Each entry below should be echoed exactly, with pictures omitted.

Dataset records
## START
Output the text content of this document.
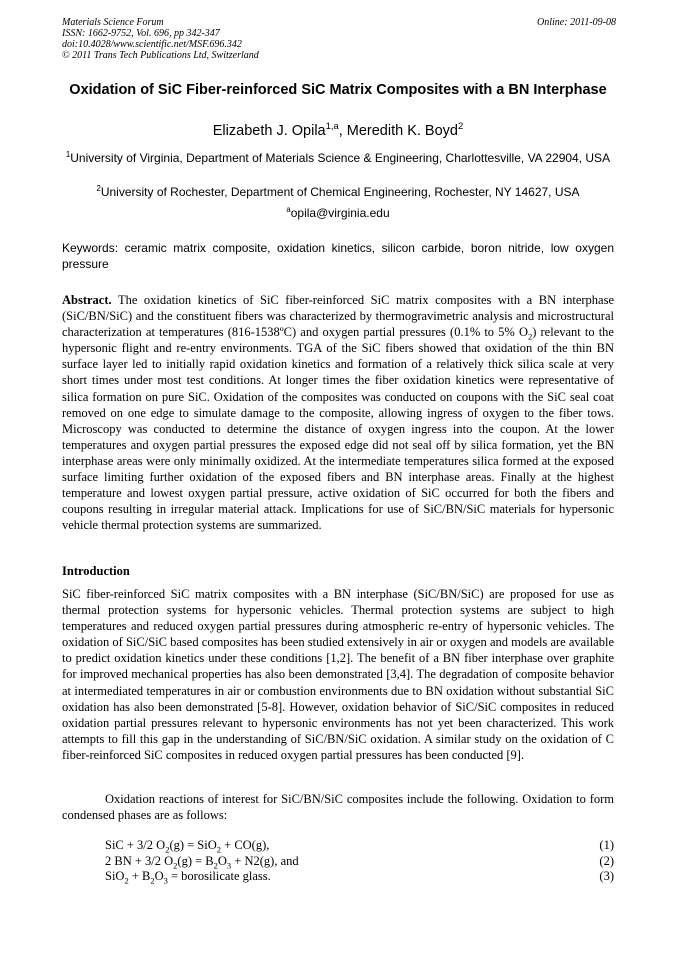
Materials Science Forum
ISSN: 1662-9752, Vol. 696, pp 342-347
doi:10.4028/www.scientific.net/MSF.696.342
© 2011 Trans Tech Publications Ltd, Switzerland
Online: 2011-09-08
Oxidation of SiC Fiber-reinforced SiC Matrix Composites with a BN Interphase
Elizabeth J. Opila$^{1,a}$, Meredith K. Boyd$^2$
$^1$University of Virginia, Department of Materials Science & Engineering, Charlottesville, VA 22904, USA
$^2$University of Rochester, Department of Chemical Engineering, Rochester, NY 14627, USA
$^a$opila@virginia.edu
Keywords: ceramic matrix composite, oxidation kinetics, silicon carbide, boron nitride, low oxygen pressure
Abstract. The oxidation kinetics of SiC fiber-reinforced SiC matrix composites with a BN interphase (SiC/BN/SiC) and the constituent fibers was characterized by thermogravimetric analysis and microstructural characterization at temperatures (816-1538ºC) and oxygen partial pressures (0.1% to 5% $O_2$) relevant to the hypersonic flight and re-entry environments. TGA of the SiC fibers showed that oxidation of the thin BN surface layer led to initially rapid oxidation kinetics and formation of a relatively thick silica scale at very short times under most test conditions. At longer times the fiber oxidation kinetics were representative of silica formation on pure SiC. Oxidation of the composites was conducted on coupons with the SiC seal coat removed on one edge to simulate damage to the composite, allowing ingress of oxygen to the fiber tows. Microscopy was conducted to determine the distance of oxygen ingress into the coupon. At the lower temperatures and oxygen partial pressures the exposed edge did not seal off by silica formation, yet the BN interphase areas were only minimally oxidized. At the intermediate temperatures silica formed at the exposed surface limiting further oxidation of the exposed fibers and BN interphase areas. Finally at the highest temperature and lowest oxygen partial pressure, active oxidation of SiC occurred for both the fibers and coupons resulting in irregular material attack. Implications for use of SiC/BN/SiC materials for hypersonic vehicle thermal protection systems are summarized.
Introduction
SiC fiber-reinforced SiC matrix composites with a BN interphase (SiC/BN/SiC) are proposed for use as thermal protection systems for hypersonic vehicles. Thermal protection systems are subject to high temperatures and reduced oxygen partial pressures during atmospheric re-entry of hypersonic vehicles. The oxidation of SiC/SiC based composites has been studied extensively in air or oxygen and models are available to predict oxidation kinetics under these conditions [1,2]. The benefit of a BN fiber interphase over graphite for improved mechanical properties has also been demonstrated [3,4]. The degradation of composite behavior at intermediated temperatures in air or combustion environments due to BN oxidation without substantial SiC oxidation has also been demonstrated [5-8]. However, oxidation behavior of SiC/SiC composites in reduced oxidation partial pressures relevant to hypersonic environments has not yet been characterized. This work attempts to fill this gap in the understanding of SiC/BN/SiC oxidation. A similar study on the oxidation of C fiber-reinforced SiC composites in reduced oxygen partial pressures has been conducted [9].
Oxidation reactions of interest for SiC/BN/SiC composites include the following. Oxidation to form condensed phases are as follows:
SiC + 3/2 $O_2(g) = SiO_2 + CO(g)$,	(1)
2 BN + 3/2 $O_2(g) = B_2O_3 + N2(g)$, and	(2)
$SiO_2 + B_2O_3$ = borosilicate glass.	(3)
## END
Response to this exercise:
Output the text content of this document.
Materials Science Forum
ISSN: 1662-9752, Vol. 696, pp 342-347
doi:10.4028/www.scientific.net/MSF.696.342
© 2011 Trans Tech Publications Ltd, Switzerland
Online: 2011-09-08
Oxidation of SiC Fiber-reinforced SiC Matrix Composites with a BN Interphase
Elizabeth J. Opila$^{1,a}$, Meredith K. Boyd$^2$
$^1$University of Virginia, Department of Materials Science & Engineering, Charlottesville, VA 22904, USA
$^2$University of Rochester, Department of Chemical Engineering, Rochester, NY 14627, USA
$^a$opila@virginia.edu
Keywords: ceramic matrix composite, oxidation kinetics, silicon carbide, boron nitride, low oxygen pressure
Abstract. The oxidation kinetics of SiC fiber-reinforced SiC matrix composites with a BN interphase (SiC/BN/SiC) and the constituent fibers was characterized by thermogravimetric analysis and microstructural characterization at temperatures (816-1538ºC) and oxygen partial pressures (0.1% to 5% $O_2$) relevant to the hypersonic flight and re-entry environments. TGA of the SiC fibers showed that oxidation of the thin BN surface layer led to initially rapid oxidation kinetics and formation of a relatively thick silica scale at very short times under most test conditions. At longer times the fiber oxidation kinetics were representative of silica formation on pure SiC. Oxidation of the composites was conducted on coupons with the SiC seal coat removed on one edge to simulate damage to the composite, allowing ingress of oxygen to the fiber tows. Microscopy was conducted to determine the distance of oxygen ingress into the coupon. At the lower temperatures and oxygen partial pressures the exposed edge did not seal off by silica formation, yet the BN interphase areas were only minimally oxidized. At the intermediate temperatures silica formed at the exposed surface limiting further oxidation of the exposed fibers and BN interphase areas. Finally at the highest temperature and lowest oxygen partial pressure, active oxidation of SiC occurred for both the fibers and coupons resulting in irregular material attack. Implications for use of SiC/BN/SiC materials for hypersonic vehicle thermal protection systems are summarized.
Introduction
SiC fiber-reinforced SiC matrix composites with a BN interphase (SiC/BN/SiC) are proposed for use as thermal protection systems for hypersonic vehicles. Thermal protection systems are subject to high temperatures and reduced oxygen partial pressures during atmospheric re-entry of hypersonic vehicles. The oxidation of SiC/SiC based composites has been studied extensively in air or oxygen and models are available to predict oxidation kinetics under these conditions [1,2]. The benefit of a BN fiber interphase over graphite for improved mechanical properties has also been demonstrated [3,4]. The degradation of composite behavior at intermediated temperatures in air or combustion environments due to BN oxidation without substantial SiC oxidation has also been demonstrated [5-8]. However, oxidation behavior of SiC/SiC composites in reduced oxidation partial pressures relevant to hypersonic environments has not yet been characterized. This work attempts to fill this gap in the understanding of SiC/BN/SiC oxidation. A similar study on the oxidation of C fiber-reinforced SiC composites in reduced oxygen partial pressures has been conducted [9].
Oxidation reactions of interest for SiC/BN/SiC composites include the following. Oxidation to form condensed phases are as follows:
SiC + 3/2 $O_2(g) = SiO_2 + CO(g)$,	(1)
2 BN + 3/2 $O_2(g) = B_2O_3 + N2(g)$, and	(2)
$SiO_2 + B_2O_3$ = borosilicate glass.	(3)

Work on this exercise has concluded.